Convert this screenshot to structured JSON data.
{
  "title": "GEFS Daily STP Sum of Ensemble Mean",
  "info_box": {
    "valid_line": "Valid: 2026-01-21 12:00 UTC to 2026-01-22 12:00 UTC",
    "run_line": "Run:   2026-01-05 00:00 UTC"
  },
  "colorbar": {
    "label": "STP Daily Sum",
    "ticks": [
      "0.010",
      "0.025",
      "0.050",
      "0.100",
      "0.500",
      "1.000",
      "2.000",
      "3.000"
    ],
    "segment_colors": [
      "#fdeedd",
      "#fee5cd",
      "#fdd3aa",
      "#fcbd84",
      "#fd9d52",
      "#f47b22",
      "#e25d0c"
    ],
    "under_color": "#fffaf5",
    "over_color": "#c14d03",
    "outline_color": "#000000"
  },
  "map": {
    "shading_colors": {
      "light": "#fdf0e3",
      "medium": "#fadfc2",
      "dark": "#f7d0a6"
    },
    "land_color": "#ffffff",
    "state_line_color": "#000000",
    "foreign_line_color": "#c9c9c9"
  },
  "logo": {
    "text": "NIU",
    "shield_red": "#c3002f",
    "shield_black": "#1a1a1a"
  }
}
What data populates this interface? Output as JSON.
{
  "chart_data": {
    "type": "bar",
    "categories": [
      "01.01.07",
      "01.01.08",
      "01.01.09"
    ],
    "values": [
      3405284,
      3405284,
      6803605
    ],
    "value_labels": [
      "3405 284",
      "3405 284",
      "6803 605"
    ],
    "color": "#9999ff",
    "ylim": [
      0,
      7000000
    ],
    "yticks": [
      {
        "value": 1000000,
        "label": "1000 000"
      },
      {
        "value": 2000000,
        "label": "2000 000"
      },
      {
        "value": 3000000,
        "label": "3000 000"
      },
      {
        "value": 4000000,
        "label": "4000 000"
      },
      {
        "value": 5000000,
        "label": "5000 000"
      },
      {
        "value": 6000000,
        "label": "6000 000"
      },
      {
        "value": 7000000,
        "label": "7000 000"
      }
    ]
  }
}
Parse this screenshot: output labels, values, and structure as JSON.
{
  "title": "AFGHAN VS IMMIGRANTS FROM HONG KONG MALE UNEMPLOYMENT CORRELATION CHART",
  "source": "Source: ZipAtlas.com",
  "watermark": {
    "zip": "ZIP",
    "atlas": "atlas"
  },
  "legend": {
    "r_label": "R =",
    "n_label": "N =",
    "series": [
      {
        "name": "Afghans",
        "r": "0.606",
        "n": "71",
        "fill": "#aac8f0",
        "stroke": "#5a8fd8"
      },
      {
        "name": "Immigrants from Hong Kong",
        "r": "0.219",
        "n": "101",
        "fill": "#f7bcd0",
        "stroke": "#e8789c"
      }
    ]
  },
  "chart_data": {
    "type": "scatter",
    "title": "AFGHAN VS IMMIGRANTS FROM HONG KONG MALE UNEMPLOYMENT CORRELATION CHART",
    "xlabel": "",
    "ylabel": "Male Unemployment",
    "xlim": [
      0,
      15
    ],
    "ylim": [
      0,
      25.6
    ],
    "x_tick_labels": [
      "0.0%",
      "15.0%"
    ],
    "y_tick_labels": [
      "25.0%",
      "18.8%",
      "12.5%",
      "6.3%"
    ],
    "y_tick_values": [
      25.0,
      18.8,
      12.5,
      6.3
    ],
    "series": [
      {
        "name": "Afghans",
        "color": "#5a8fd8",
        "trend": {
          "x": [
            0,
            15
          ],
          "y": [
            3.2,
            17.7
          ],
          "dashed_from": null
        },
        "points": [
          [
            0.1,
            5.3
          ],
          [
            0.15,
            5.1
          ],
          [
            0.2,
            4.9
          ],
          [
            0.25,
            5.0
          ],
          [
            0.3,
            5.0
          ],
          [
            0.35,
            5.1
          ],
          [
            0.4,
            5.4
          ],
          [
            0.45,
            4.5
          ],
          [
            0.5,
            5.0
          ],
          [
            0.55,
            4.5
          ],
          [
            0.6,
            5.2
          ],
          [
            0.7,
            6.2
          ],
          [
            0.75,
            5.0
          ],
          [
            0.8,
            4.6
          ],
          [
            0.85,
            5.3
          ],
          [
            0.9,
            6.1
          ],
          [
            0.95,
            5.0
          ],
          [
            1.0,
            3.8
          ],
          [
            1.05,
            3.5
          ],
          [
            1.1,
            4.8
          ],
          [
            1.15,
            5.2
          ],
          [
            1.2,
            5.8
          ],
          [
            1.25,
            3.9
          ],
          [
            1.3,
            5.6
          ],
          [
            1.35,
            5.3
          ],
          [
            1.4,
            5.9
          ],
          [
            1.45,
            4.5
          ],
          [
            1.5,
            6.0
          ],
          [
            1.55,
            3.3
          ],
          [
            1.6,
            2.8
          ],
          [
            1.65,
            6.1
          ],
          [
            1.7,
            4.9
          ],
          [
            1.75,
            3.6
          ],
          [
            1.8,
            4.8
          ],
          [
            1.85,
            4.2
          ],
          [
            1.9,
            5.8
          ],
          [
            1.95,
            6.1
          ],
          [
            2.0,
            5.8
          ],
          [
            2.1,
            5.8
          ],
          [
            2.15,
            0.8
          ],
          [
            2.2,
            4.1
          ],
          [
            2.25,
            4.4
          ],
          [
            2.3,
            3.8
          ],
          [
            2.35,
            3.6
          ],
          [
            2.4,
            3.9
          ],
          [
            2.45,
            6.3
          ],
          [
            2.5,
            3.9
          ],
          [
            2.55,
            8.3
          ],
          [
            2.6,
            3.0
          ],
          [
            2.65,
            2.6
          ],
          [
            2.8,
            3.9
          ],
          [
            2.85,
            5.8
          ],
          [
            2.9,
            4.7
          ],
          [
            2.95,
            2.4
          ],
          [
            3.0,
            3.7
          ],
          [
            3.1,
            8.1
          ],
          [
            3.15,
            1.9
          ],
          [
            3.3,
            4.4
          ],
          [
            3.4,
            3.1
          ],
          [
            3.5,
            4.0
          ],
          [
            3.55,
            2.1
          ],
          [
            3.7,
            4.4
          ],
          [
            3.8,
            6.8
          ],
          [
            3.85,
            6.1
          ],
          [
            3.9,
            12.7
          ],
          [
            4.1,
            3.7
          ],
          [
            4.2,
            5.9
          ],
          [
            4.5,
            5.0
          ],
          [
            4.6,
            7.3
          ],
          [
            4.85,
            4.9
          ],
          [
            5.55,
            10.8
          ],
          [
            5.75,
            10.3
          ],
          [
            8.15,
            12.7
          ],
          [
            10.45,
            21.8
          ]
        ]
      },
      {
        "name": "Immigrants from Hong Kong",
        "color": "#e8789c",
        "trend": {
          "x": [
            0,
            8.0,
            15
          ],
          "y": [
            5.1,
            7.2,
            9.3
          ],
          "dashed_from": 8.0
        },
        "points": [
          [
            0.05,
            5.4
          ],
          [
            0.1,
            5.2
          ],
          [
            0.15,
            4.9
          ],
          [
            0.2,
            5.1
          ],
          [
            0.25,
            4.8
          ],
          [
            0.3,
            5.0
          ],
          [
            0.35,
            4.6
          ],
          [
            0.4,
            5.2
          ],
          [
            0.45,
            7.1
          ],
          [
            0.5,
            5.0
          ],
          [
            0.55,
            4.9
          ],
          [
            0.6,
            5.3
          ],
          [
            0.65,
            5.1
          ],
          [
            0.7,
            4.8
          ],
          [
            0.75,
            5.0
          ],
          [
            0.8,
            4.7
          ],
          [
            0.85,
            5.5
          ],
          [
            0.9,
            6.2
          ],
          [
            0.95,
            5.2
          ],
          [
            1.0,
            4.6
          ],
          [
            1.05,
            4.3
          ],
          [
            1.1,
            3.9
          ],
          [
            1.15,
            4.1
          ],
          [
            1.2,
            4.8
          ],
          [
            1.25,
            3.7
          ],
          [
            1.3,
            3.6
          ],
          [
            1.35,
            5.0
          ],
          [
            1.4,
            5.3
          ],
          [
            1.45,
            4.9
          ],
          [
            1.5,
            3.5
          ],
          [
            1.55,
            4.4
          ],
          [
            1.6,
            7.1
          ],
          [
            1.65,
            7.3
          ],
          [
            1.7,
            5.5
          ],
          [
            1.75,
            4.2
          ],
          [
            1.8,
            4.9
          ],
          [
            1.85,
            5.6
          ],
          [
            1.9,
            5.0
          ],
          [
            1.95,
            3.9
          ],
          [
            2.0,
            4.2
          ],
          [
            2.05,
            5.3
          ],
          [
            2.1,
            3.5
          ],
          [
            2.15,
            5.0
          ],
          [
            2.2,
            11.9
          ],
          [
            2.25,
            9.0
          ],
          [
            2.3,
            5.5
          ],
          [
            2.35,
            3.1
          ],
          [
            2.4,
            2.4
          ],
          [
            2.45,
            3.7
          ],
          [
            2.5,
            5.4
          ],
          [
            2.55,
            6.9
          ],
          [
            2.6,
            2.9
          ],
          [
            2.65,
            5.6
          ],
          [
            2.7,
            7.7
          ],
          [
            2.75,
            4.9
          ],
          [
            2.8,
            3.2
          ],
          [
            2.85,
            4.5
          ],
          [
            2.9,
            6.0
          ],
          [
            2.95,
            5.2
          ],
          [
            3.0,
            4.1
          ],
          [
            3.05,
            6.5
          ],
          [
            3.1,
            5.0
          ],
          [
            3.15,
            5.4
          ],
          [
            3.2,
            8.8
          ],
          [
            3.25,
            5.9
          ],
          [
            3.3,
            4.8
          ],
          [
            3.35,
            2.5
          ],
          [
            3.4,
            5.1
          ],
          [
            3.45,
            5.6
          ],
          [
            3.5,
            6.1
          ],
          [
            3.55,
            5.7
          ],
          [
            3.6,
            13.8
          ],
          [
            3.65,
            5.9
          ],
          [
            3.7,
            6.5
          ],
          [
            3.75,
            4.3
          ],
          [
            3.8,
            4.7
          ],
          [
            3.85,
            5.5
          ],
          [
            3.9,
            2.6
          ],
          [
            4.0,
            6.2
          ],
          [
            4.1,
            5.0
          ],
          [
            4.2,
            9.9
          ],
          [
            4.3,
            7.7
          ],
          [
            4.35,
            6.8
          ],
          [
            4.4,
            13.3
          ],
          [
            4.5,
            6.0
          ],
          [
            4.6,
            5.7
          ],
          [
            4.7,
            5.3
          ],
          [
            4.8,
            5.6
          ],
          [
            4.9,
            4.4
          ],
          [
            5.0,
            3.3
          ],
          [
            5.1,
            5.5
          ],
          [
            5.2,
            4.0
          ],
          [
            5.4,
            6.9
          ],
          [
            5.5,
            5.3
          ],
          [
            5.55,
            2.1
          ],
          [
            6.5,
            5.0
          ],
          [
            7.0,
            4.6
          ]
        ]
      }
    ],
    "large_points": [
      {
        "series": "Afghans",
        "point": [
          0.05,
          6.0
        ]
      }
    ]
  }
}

# # # # # # #

→ WHAT YOU NEED TO DO: Pull out each line holding the string "Daily".

→ CORRECT RESPONSE:
  "title": "GEFS Daily STP Sum of Ensemble Mean",
    "label": "STP Daily Sum",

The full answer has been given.